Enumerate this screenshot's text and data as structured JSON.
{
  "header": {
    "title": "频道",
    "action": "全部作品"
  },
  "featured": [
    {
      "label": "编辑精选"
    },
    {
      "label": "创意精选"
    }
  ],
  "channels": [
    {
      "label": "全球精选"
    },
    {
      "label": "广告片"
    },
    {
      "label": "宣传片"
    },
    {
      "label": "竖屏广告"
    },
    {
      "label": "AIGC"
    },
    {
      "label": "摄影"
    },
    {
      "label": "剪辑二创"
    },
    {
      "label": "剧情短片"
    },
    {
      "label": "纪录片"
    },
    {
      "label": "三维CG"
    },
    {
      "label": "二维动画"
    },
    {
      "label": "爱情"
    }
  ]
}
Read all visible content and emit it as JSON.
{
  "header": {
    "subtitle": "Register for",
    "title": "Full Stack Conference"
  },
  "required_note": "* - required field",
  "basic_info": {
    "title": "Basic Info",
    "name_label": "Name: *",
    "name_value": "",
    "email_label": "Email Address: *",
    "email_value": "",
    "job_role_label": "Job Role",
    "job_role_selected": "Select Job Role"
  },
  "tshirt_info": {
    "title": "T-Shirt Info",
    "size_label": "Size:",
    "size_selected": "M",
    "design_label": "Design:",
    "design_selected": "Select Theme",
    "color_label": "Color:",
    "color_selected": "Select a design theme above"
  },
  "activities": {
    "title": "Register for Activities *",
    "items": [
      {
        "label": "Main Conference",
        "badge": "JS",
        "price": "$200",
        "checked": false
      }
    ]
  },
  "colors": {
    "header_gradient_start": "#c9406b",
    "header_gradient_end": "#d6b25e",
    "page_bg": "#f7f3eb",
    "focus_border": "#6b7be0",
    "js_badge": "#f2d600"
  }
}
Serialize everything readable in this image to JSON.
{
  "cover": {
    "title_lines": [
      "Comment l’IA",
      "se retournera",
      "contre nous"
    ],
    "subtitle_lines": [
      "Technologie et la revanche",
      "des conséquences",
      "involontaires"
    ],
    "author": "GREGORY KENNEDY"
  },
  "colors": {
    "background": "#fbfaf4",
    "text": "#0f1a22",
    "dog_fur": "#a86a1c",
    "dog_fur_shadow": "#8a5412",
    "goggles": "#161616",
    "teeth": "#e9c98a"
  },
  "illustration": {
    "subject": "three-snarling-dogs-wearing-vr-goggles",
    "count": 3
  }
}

**What you are asked to do:** Could you transcribe the records in full, exactly?

**Result of this task:**
Enumerate this screenshot's text and data as structured JSON.
{
  "header": {
    "title": "频道",
    "action": "全部作品"
  },
  "featured": [
    {
      "label": "编辑精选"
    },
    {
      "label": "创意精选"
    }
  ],
  "channels": [
    {
      "label": "全球精选"
    },
    {
      "label": "广告片"
    },
    {
      "label": "宣传片"
    },
    {
      "label": "竖屏广告"
    },
    {
      "label": "AIGC"
    },
    {
      "label": "摄影"
    },
    {
      "label": "剪辑二创"
    },
    {
      "label": "剧情短片"
    },
    {
      "label": "纪录片"
    },
    {
      "label": "三维CG"
    },
    {
      "label": "二维动画"
    },
    {
      "label": "爱情"
    }
  ]
}
Read all visible content and emit it as JSON.
{
  "header": {
    "subtitle": "Register for",
    "title": "Full Stack Conference"
  },
  "required_note": "* - required field",
  "basic_info": {
    "title": "Basic Info",
    "name_label": "Name: *",
    "name_value": "",
    "email_label": "Email Address: *",
    "email_value": "",
    "job_role_label": "Job Role",
    "job_role_selected": "Select Job Role"
  },
  "tshirt_info": {
    "title": "T-Shirt Info",
    "size_label": "Size:",
    "size_selected": "M",
    "design_label": "Design:",
    "design_selected": "Select Theme",
    "color_label": "Color:",
    "color_selected": "Select a design theme above"
  },
  "activities": {
    "title": "Register for Activities *",
    "items": [
      {
        "label": "Main Conference",
        "badge": "JS",
        "price": "$200",
        "checked": false
      }
    ]
  },
  "colors": {
    "header_gradient_start": "#c9406b",
    "header_gradient_end": "#d6b25e",
    "page_bg": "#f7f3eb",
    "focus_border": "#6b7be0",
    "js_badge": "#f2d600"
  }
}
Serialize everything readable in this image to JSON.
{
  "cover": {
    "title_lines": [
      "Comment l’IA",
      "se retournera",
      "contre nous"
    ],
    "subtitle_lines": [
      "Technologie et la revanche",
      "des conséquences",
      "involontaires"
    ],
    "author": "GREGORY KENNEDY"
  },
  "colors": {
    "background": "#fbfaf4",
    "text": "#0f1a22",
    "dog_fur": "#a86a1c",
    "dog_fur_shadow": "#8a5412",
    "goggles": "#161616",
    "teeth": "#e9c98a"
  },
  "illustration": {
    "subject": "three-snarling-dogs-wearing-vr-goggles",
    "count": 3
  }
}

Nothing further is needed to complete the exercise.